Exercise requirements - Pick out every line with the word "İnovasyonla" and copy it.

Data shown -
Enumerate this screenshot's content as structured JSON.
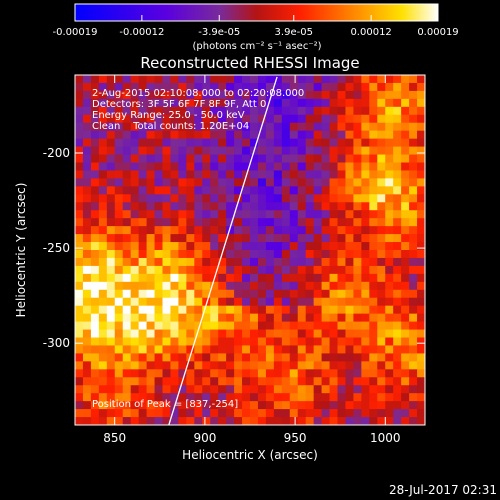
{
  "chart_data": {
    "type": "heatmap",
    "title": "Reconstructed RHESSI Image",
    "xlabel": "Heliocentric X (arcsec)",
    "ylabel": "Heliocentric Y (arcsec)",
    "xlim": [
      828,
      1022
    ],
    "ylim": [
      -343,
      -159
    ],
    "x_ticks": [
      "850",
      "900",
      "950",
      "1000"
    ],
    "x_tick_values": [
      850,
      900,
      950,
      1000
    ],
    "y_ticks": [
      "-200",
      "-250",
      "-300"
    ],
    "y_tick_values": [
      -200,
      -250,
      -300
    ],
    "colorbar": {
      "ticks": [
        "-0.00019",
        "-0.00012",
        "-3.9e-05",
        "3.9e-05",
        "0.00012",
        "0.00019"
      ],
      "tick_values": [
        -0.00019,
        -0.00012,
        -3.9e-05,
        3.9e-05,
        0.00012,
        0.00019
      ],
      "range": [
        -0.00019,
        0.00019
      ],
      "unit_label": "(photons cm⁻² s⁻¹ asec⁻²)"
    },
    "annotations": {
      "time_range": "2-Aug-2015 02:10:08.000 to 02:20:08.000",
      "detectors": "Detectors: 3F 5F 6F 7F 8F 9F, Att 0",
      "energy": "Energy Range: 25.0 - 50.0 keV",
      "clean": "Clean    Total counts: 1.20E+04",
      "peak": "Position of Peak = [837,-254]"
    },
    "limb_line": {
      "x": [
        880,
        940
      ],
      "y": [
        -343,
        -160
      ]
    },
    "colors": {
      "background": "#000000",
      "text": "#ffffff"
    }
  },
  "footer": {
    "timestamp": "28-Jul-2017 02:31"
  }
}
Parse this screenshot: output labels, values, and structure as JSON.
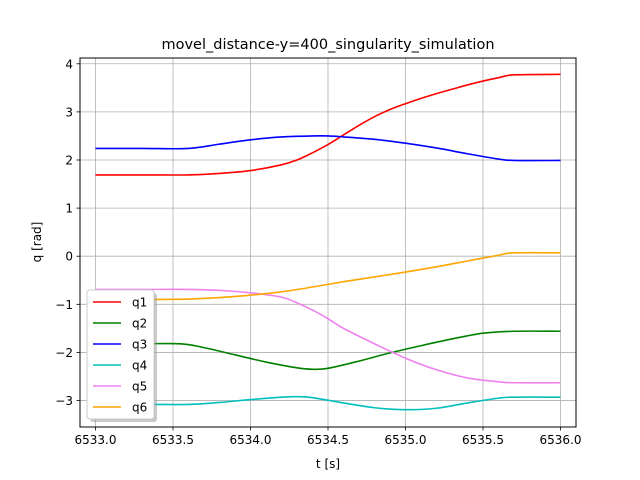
{
  "chart_data": {
    "type": "line",
    "title": "movel_distance-y=400_singularity_simulation",
    "xlabel": "t [s]",
    "ylabel": "q [rad]",
    "xlim": [
      6532.9,
      6536.1
    ],
    "ylim": [
      -3.55,
      4.12
    ],
    "grid": true,
    "legend_position": "lower-left",
    "xticks": [
      6533.0,
      6533.5,
      6534.0,
      6534.5,
      6535.0,
      6535.5,
      6536.0
    ],
    "xtick_labels": [
      "6533.0",
      "6533.5",
      "6534.0",
      "6534.5",
      "6535.0",
      "6535.5",
      "6536.0"
    ],
    "yticks": [
      -3,
      -2,
      -1,
      0,
      1,
      2,
      3,
      4
    ],
    "ytick_labels": [
      "−3",
      "−2",
      "−1",
      "0",
      "1",
      "2",
      "3",
      "4"
    ],
    "series": [
      {
        "name": "q1",
        "color": "#ff0000",
        "x": [
          6533.0,
          6533.3,
          6533.6,
          6533.8,
          6534.0,
          6534.2,
          6534.3,
          6534.4,
          6534.5,
          6534.6,
          6534.7,
          6534.8,
          6534.9,
          6535.0,
          6535.1,
          6535.2,
          6535.3,
          6535.4,
          6535.5,
          6535.6,
          6535.7,
          6536.0
        ],
        "y": [
          1.69,
          1.69,
          1.69,
          1.72,
          1.78,
          1.9,
          2.0,
          2.15,
          2.32,
          2.52,
          2.72,
          2.9,
          3.05,
          3.17,
          3.28,
          3.38,
          3.47,
          3.56,
          3.64,
          3.71,
          3.77,
          3.78
        ]
      },
      {
        "name": "q2",
        "color": "#008000",
        "x": [
          6533.0,
          6533.3,
          6533.55,
          6533.7,
          6533.9,
          6534.1,
          6534.3,
          6534.4,
          6534.5,
          6534.7,
          6534.9,
          6535.1,
          6535.3,
          6535.5,
          6535.7,
          6536.0
        ],
        "y": [
          -1.82,
          -1.82,
          -1.82,
          -1.9,
          -2.05,
          -2.2,
          -2.32,
          -2.35,
          -2.33,
          -2.18,
          -2.01,
          -1.86,
          -1.72,
          -1.6,
          -1.56,
          -1.56
        ]
      },
      {
        "name": "q3",
        "color": "#0000ff",
        "x": [
          6533.0,
          6533.3,
          6533.6,
          6533.8,
          6534.0,
          6534.2,
          6534.4,
          6534.5,
          6534.6,
          6534.8,
          6535.0,
          6535.2,
          6535.4,
          6535.6,
          6535.7,
          6536.0
        ],
        "y": [
          2.24,
          2.24,
          2.24,
          2.33,
          2.42,
          2.48,
          2.5,
          2.5,
          2.48,
          2.43,
          2.35,
          2.25,
          2.13,
          2.02,
          1.99,
          1.99
        ]
      },
      {
        "name": "q4",
        "color": "#00bfbf",
        "x": [
          6533.0,
          6533.3,
          6533.6,
          6533.8,
          6534.0,
          6534.2,
          6534.3,
          6534.4,
          6534.6,
          6534.8,
          6535.0,
          6535.2,
          6535.4,
          6535.6,
          6535.7,
          6536.0
        ],
        "y": [
          -3.08,
          -3.08,
          -3.08,
          -3.04,
          -2.98,
          -2.93,
          -2.92,
          -2.94,
          -3.05,
          -3.15,
          -3.19,
          -3.16,
          -3.05,
          -2.95,
          -2.93,
          -2.93
        ]
      },
      {
        "name": "q5",
        "color": "#ee82ee",
        "x": [
          6533.0,
          6533.3,
          6533.6,
          6533.8,
          6534.0,
          6534.2,
          6534.3,
          6534.4,
          6534.5,
          6534.6,
          6534.8,
          6535.0,
          6535.2,
          6535.4,
          6535.6,
          6535.7,
          6536.0
        ],
        "y": [
          -0.69,
          -0.69,
          -0.69,
          -0.71,
          -0.76,
          -0.85,
          -0.97,
          -1.12,
          -1.3,
          -1.5,
          -1.82,
          -2.12,
          -2.36,
          -2.53,
          -2.61,
          -2.63,
          -2.63
        ]
      },
      {
        "name": "q6",
        "color": "#ffa500",
        "x": [
          6533.0,
          6533.3,
          6533.6,
          6533.8,
          6534.0,
          6534.2,
          6534.4,
          6534.6,
          6534.8,
          6535.0,
          6535.2,
          6535.4,
          6535.6,
          6535.7,
          6536.0
        ],
        "y": [
          -0.9,
          -0.9,
          -0.89,
          -0.86,
          -0.81,
          -0.74,
          -0.64,
          -0.53,
          -0.43,
          -0.33,
          -0.22,
          -0.1,
          0.02,
          0.07,
          0.07
        ]
      }
    ]
  }
}
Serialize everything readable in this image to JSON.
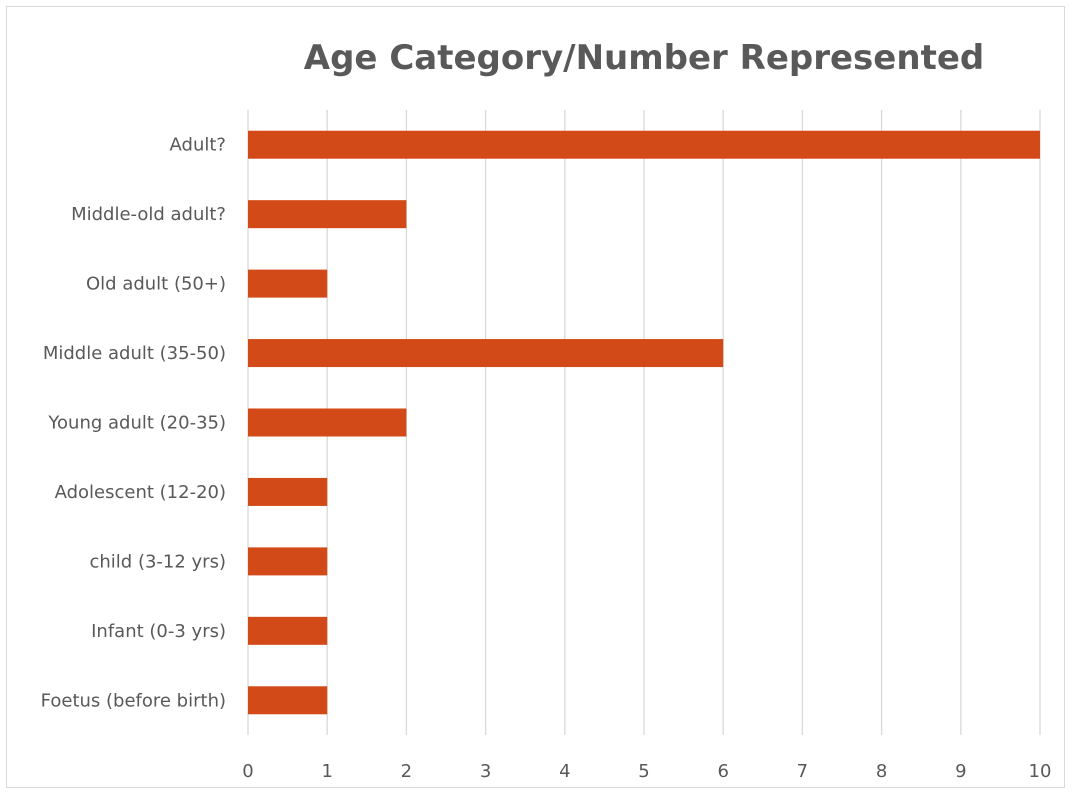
{
  "chart_data": {
    "type": "bar",
    "orientation": "horizontal",
    "title": "Age Category/Number Represented",
    "xlabel": "",
    "ylabel": "",
    "categories": [
      "Adult?",
      "Middle-old adult?",
      "Old adult (50+)",
      "Middle adult (35-50)",
      "Young adult (20-35)",
      "Adolescent (12-20)",
      "child (3-12 yrs)",
      "Infant (0-3 yrs)",
      "Foetus (before birth)"
    ],
    "values": [
      10,
      2,
      1,
      6,
      2,
      1,
      1,
      1,
      1
    ],
    "xlim": [
      0,
      10
    ],
    "x_ticks": [
      "0",
      "1",
      "2",
      "3",
      "4",
      "5",
      "6",
      "7",
      "8",
      "9",
      "10"
    ],
    "grid": "vertical",
    "legend": "none",
    "bar_color": "#D24A17",
    "grid_color": "#d9d9d9"
  }
}
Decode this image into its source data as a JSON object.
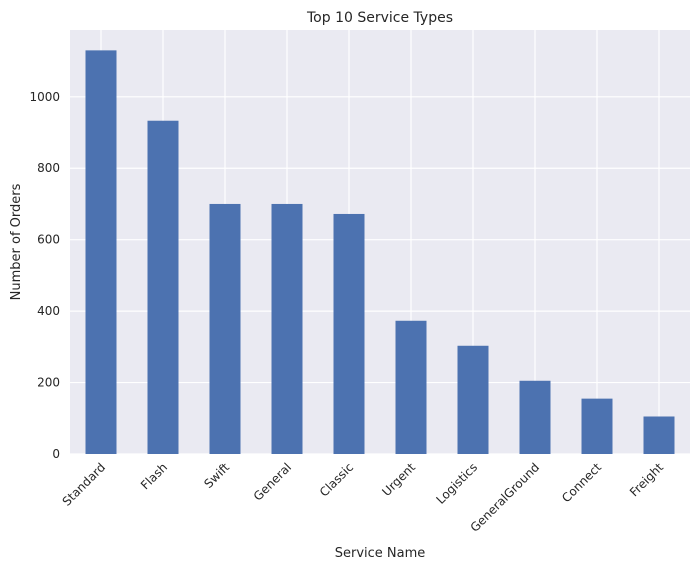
{
  "chart_data": {
    "type": "bar",
    "title": "Top 10 Service Types",
    "xlabel": "Service Name",
    "ylabel": "Number of Orders",
    "categories": [
      "Standard",
      "Flash",
      "Swift",
      "General",
      "Classic",
      "Urgent",
      "Logistics",
      "GeneralGround",
      "Connect",
      "Freight"
    ],
    "values": [
      1130,
      933,
      700,
      700,
      672,
      373,
      303,
      205,
      155,
      105
    ],
    "ylim": [
      0,
      1187
    ],
    "yticks": [
      0,
      200,
      400,
      600,
      800,
      1000
    ],
    "grid": true,
    "bar_color": "#4c72b0",
    "background_color": "#eaeaf2",
    "grid_color": "#ffffff"
  }
}
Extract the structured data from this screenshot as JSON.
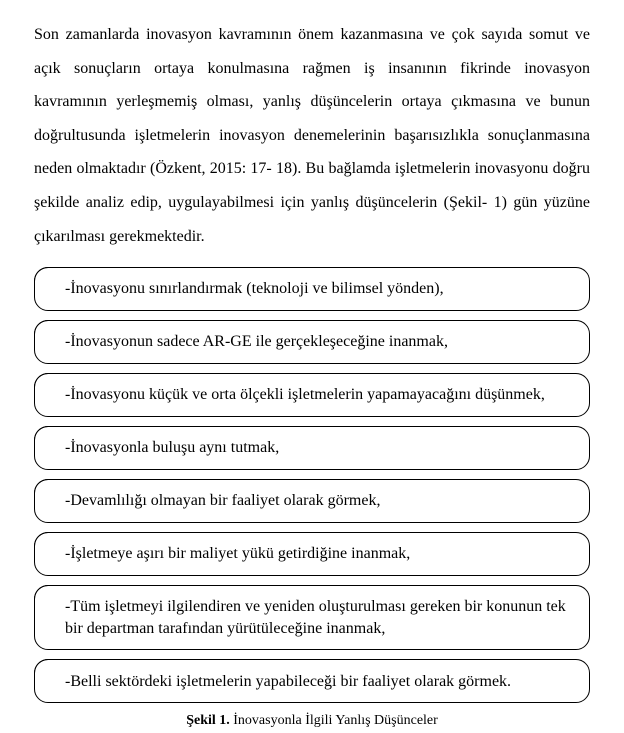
{
  "paragraph": "Son zamanlarda inovasyon kavramının önem kazanmasına ve çok sayıda somut ve açık sonuçların ortaya konulmasına rağmen iş insanının fikrinde inovasyon kavramının yerleşmemiş olması, yanlış düşüncelerin ortaya çıkmasına ve bunun doğrultusunda işletmelerin inovasyon denemelerinin başarısızlıkla sonuçlanmasına neden olmaktadır (Özkent, 2015: 17- 18). Bu bağlamda işletmelerin inovasyonu doğru şekilde analiz edip, uygulayabilmesi için yanlış düşüncelerin (Şekil- 1) gün yüzüne çıkarılması gerekmektedir.",
  "items": [
    "-İnovasyonu sınırlandırmak (teknoloji ve bilimsel yönden),",
    "-İnovasyonun sadece AR-GE ile gerçekleşeceğine inanmak,",
    "-İnovasyonu küçük ve orta ölçekli işletmelerin yapamayacağını düşünmek,",
    "-İnovasyonla buluşu aynı tutmak,",
    "-Devamlılığı olmayan bir faaliyet olarak görmek,",
    "-İşletmeye aşırı bir maliyet yükü getirdiğine inanmak,",
    "-Tüm işletmeyi ilgilendiren ve yeniden oluşturulması gereken bir konunun tek bir departman tarafından yürütüleceğine inanmak,",
    "-Belli sektördeki işletmelerin yapabileceği bir faaliyet olarak görmek."
  ],
  "caption_bold": "Şekil 1.",
  "caption_rest": " İnovasyonla İlgili Yanlış Düşünceler"
}
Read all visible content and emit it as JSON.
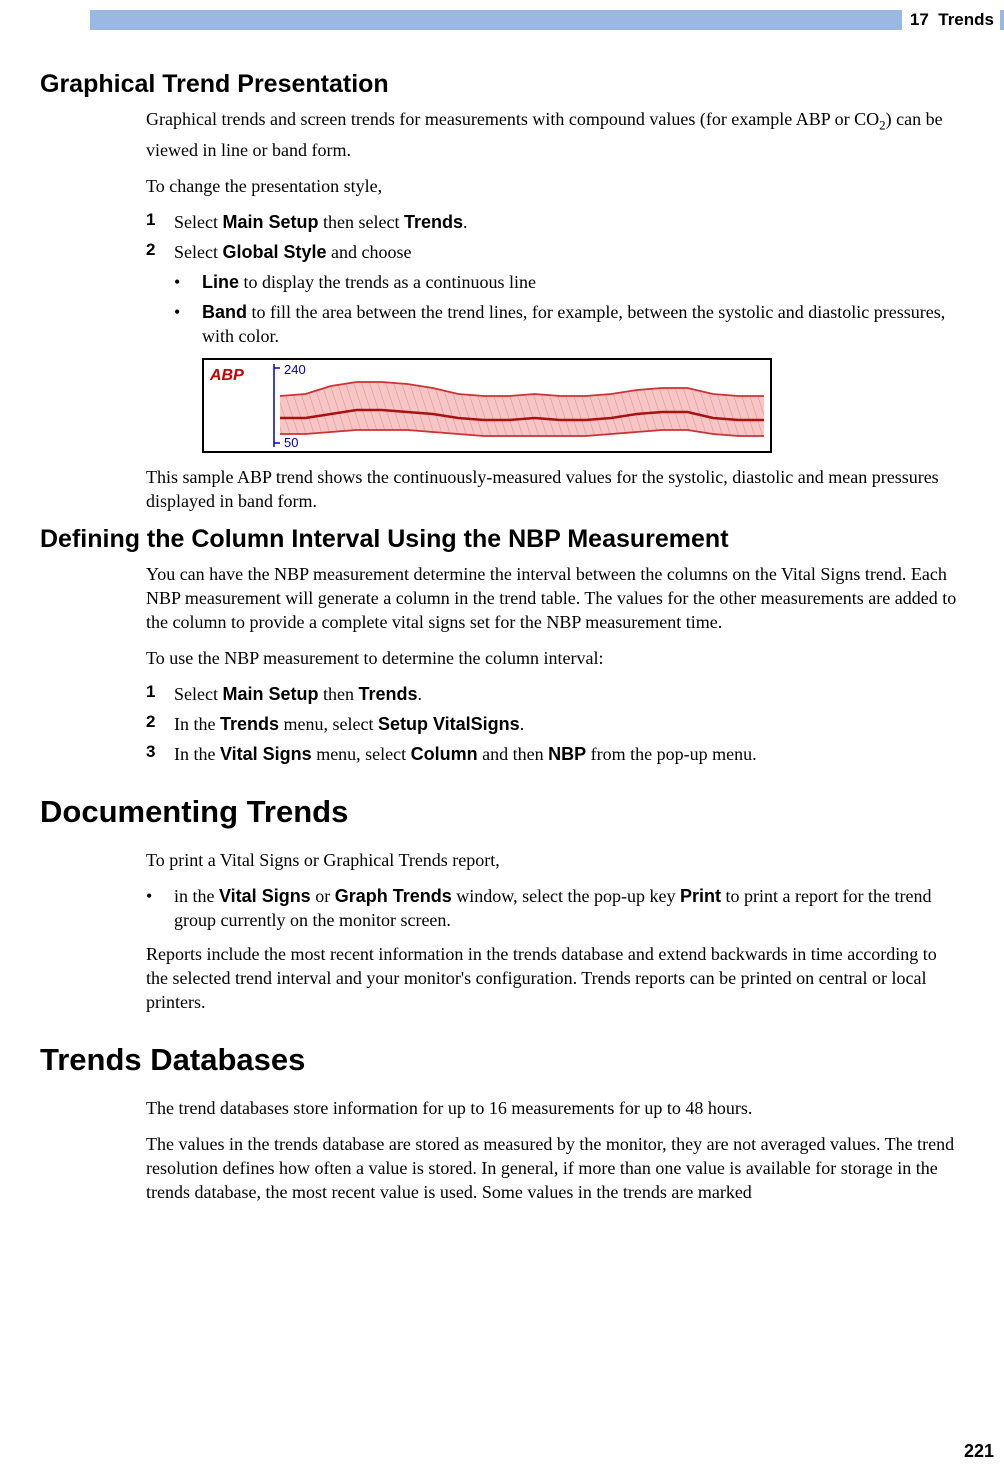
{
  "header": {
    "chapter_num": "17",
    "chapter_title": "Trends",
    "bar_color": "#9bb8e3"
  },
  "page_number": "221",
  "section1": {
    "title": "Graphical Trend Presentation",
    "p1_a": "Graphical trends and screen trends for measurements with compound values (for example ABP or CO",
    "p1_sub": "2",
    "p1_b": ") can be viewed in line or band form.",
    "p2": "To change the presentation style,",
    "step1_num": "1",
    "step1_a": "Select ",
    "step1_b": "Main Setup",
    "step1_c": " then select ",
    "step1_d": "Trends",
    "step1_e": ".",
    "step2_num": "2",
    "step2_a": "Select ",
    "step2_b": "Global Style",
    "step2_c": " and choose",
    "bullet1_a": "Line",
    "bullet1_b": " to display the trends as a continuous line",
    "bullet2_a": "Band",
    "bullet2_b": " to fill the area between the trend lines, for example, between the systolic and diastolic pressures, with color.",
    "chart": {
      "label": "ABP",
      "upper_tick": "240",
      "lower_tick": "50",
      "label_color": "#cc0000",
      "axis_color": "#0000cc",
      "band_fill": "#f6c6c6",
      "band_hatch": "#e99",
      "mean_line": "#aa1111",
      "outer_line": "#cc3333",
      "systolic_y": [
        36,
        34,
        26,
        22,
        22,
        24,
        28,
        34,
        36,
        36,
        34,
        36,
        36,
        34,
        30,
        28,
        28,
        34,
        36,
        36
      ],
      "diastolic_y": [
        74,
        74,
        72,
        70,
        70,
        70,
        72,
        74,
        76,
        76,
        76,
        76,
        76,
        74,
        72,
        70,
        70,
        74,
        76,
        76
      ],
      "mean_y": [
        58,
        58,
        54,
        50,
        50,
        52,
        54,
        58,
        60,
        60,
        58,
        60,
        60,
        58,
        54,
        52,
        52,
        58,
        60,
        60
      ]
    },
    "p3": "This sample ABP trend shows the continuously-measured values for the systolic, diastolic and mean pressures displayed in band form."
  },
  "section2": {
    "title": "Defining the Column Interval Using the NBP Measurement",
    "p1": "You can have the NBP measurement determine the interval between the columns on the Vital Signs trend. Each NBP measurement will generate a column in the trend table. The values for the other measurements are added to the column to provide a complete vital signs set for the NBP measurement time.",
    "p2": "To use the NBP measurement to determine the column interval:",
    "step1_num": "1",
    "step1_a": "Select ",
    "step1_b": "Main Setup",
    "step1_c": " then ",
    "step1_d": "Trends",
    "step1_e": ".",
    "step2_num": "2",
    "step2_a": "In the ",
    "step2_b": "Trends",
    "step2_c": " menu, select ",
    "step2_d": "Setup VitalSigns",
    "step2_e": ".",
    "step3_num": "3",
    "step3_a": "In the ",
    "step3_b": "Vital Signs",
    "step3_c": " menu, select ",
    "step3_d": "Column",
    "step3_e": " and then ",
    "step3_f": "NBP",
    "step3_g": " from the pop-up menu."
  },
  "section3": {
    "title": "Documenting Trends",
    "p1": "To print a Vital Signs or Graphical Trends report,",
    "bullet1_a": "in the ",
    "bullet1_b": "Vital Signs",
    "bullet1_c": " or ",
    "bullet1_d": "Graph Trends",
    "bullet1_e": " window, select the pop-up key ",
    "bullet1_f": "Print",
    "bullet1_g": " to print a report for the trend group currently on the monitor screen.",
    "p2": "Reports include the most recent information in the trends database and extend backwards in time according to the selected trend interval and your monitor's configuration. Trends reports can be printed on central or local printers."
  },
  "section4": {
    "title": "Trends Databases",
    "p1": "The trend databases store information for up to 16 measurements for up to 48 hours.",
    "p2": "The values in the trends database are stored as measured by the monitor, they are not averaged values. The trend resolution defines how often a value is stored. In general, if more than one value is available for storage in the trends database, the most recent value is used. Some values in the trends are marked"
  }
}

Answer for the task -
    "-İnovasyonla buluşu aynı tutmak,",
  "caption_rest": " İnovasyonla İlgili Yanlış Düşünceler"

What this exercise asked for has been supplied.